# Alıntı
Gravatar Profilim
Avukat Burak Demir Profil Fotoğrafı
Avukat
Burak Demir
Boşanma Avukatı

Erkeğin Eşine Sen Hamur Açamazsın Dava mı Açacaksın Demesi Duygusal Şiddet Eylemini Oluşturur

Erkeğin eşine ilgi göstermemesi, “sen hamur açamazsın” gibi küçük düşürücü ifadeler kullanması ve eşini istemediğini söylemesi gibi davranışlarının duygusal şiddet teşkil ettiği kabul edilmiştir. Yargıtay, bu eylemleri boşanmaya sebep olan olaylarda erkeğin ağır kusurlu olduğunun göstergesi saymış; kadın yararına 20.000,00 TL maddî ve 20.000,00 TL manevî tazminata hükmedilmesini onamıştır. Karar onanmıştır.

Yargıtay 2. HD. – 2024/554 E., 2024/8516 K.
“[…] evlilik birliğinin ortak hayatı sürdürmeleri taraflardan beklenmeyecek derecede temelinden sarsıldığı, boşanmaya sebebiyet veren olaylarda erkeğin 3-4 kez evi terk edip ailesinin yanına gittiği, eşini istemediğini söyleyip ‘sen hamur açamazsın dava mı açacaksın, sen nasıl bir kızsın’ demek ve eşi ile ilgilenmemek suretiyle duygusal şiddet uyguladığı […]” […] “boşanmaya neden olaylarda erkeğin ağır, kadının ise hafif kusurlu olduğu, kadının boşanmaya neden olaylarda erkeğe nazaran daha az kusurlu bulunduğu […]” […] “erkeğin kusurlu davranışlarının aynı zamanda kadının kişilik haklarına saldırı teşkil ettiği […]” […] “kadın yararına 20.000,00 TL maddî ve 20.000,00 TL manevî tazminata hükmedilmesine […]” […] “temyiz dilekçesinde ileri sürülen nedenler kararın bozulmasını gerektirecek nitelikte görülmemiştir.


T.C. Yargıtay Başkanlığı – 2. Hukuk Dairesi

Esas No.: 2024/554

Karar No.: 2024/8516

Karar tarihi: 07.11.2024

İNCELENEN KARARIN

MAHKEMESİ : İstanbul Bölge Adliye Mahkemesi 38. Hukuk Dairesi

SAYISI : 2022/570 E., 2023/1260 K.

# Verilen görev 1
Listenin başından "bar-m-sica: Música 48.3%" içeren satıra kadar (bu satır dahil) olan satırları, boş satırları atlayıp her satıra bir dize düşecek biçimde bir JSON dizisi olarak düzenle.
Aşağıdaki listenin metinle hiçbir ilgisi yoktur.

(Toplanan veriler)
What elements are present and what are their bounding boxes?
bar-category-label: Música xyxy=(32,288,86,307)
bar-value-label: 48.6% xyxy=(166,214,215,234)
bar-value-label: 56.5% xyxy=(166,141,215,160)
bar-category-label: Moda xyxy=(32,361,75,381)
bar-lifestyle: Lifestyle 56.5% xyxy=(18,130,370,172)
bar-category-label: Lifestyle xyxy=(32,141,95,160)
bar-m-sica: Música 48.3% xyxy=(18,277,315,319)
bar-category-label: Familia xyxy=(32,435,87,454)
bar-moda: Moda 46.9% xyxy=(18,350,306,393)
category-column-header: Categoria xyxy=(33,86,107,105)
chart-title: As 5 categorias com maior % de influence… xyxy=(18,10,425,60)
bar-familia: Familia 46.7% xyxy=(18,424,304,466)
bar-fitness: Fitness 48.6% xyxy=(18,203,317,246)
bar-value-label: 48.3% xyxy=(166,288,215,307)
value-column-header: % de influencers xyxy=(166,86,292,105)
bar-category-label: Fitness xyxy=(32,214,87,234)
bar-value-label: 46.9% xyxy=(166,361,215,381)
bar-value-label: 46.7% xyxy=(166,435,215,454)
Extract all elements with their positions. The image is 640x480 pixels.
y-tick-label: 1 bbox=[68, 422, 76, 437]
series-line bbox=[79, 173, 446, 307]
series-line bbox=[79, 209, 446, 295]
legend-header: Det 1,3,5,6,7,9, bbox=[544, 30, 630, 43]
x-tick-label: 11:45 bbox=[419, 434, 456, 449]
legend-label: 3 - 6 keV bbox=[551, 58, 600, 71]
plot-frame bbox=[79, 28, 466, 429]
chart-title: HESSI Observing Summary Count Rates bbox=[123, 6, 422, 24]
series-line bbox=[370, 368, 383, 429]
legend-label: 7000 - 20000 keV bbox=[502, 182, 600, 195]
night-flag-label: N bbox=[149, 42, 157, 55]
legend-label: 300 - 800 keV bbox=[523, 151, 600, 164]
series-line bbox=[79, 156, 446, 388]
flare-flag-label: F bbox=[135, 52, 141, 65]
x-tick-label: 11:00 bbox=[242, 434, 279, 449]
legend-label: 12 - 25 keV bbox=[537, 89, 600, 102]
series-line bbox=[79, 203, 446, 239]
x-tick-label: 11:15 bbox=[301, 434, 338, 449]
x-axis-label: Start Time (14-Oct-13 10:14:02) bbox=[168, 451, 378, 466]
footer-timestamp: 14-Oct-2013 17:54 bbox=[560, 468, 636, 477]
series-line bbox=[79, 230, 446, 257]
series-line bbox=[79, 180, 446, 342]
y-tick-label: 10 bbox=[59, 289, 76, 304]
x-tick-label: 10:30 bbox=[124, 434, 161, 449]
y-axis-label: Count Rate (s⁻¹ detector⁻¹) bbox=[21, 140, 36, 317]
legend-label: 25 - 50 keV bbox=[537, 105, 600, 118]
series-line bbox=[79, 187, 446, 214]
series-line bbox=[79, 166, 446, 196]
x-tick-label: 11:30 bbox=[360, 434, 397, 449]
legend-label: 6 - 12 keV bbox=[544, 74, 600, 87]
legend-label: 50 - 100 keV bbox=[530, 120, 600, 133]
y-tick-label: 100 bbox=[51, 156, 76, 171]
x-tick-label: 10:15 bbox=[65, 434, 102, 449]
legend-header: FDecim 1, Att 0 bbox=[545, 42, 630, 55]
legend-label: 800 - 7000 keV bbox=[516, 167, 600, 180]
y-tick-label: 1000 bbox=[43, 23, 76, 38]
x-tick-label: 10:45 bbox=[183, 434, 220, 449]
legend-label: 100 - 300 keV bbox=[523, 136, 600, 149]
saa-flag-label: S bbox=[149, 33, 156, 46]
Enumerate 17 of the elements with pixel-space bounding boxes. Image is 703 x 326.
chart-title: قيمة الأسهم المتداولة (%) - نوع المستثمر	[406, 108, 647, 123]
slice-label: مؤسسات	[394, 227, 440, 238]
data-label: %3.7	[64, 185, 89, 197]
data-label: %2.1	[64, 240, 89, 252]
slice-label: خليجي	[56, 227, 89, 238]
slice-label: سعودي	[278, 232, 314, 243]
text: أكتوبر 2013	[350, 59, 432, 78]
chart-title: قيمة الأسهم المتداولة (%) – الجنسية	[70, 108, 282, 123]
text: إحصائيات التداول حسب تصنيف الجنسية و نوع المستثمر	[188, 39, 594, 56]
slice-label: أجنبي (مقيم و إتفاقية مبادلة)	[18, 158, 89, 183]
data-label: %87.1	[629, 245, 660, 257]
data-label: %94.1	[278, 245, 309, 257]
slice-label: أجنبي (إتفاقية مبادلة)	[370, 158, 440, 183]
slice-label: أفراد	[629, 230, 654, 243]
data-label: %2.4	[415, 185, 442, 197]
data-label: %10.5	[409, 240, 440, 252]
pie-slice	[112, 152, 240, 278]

# Verilen görev 2
Metne göre kadın yararına ne kadar manevî tazminata hükmedilmiştir?

# Doğru çıktı 1
[
  "What elements are present and what are their bounding boxes?",
  "bar-category-label: Música xyxy=(32,288,86,307)",
  "bar-value-label: 48.6% xyxy=(166,214,215,234)",
  "bar-value-label: 56.5% xyxy=(166,141,215,160)",
  "bar-category-label: Moda xyxy=(32,361,75,381)",
  "bar-lifestyle: Lifestyle 56.5% xyxy=(18,130,370,172)",
  "bar-category-label: Lifestyle xyxy=(32,141,95,160)",
  "bar-m-sica: Música 48.3% xyxy=(18,277,315,319)"
]

# Doğru çıktı 2
20.000,00 TL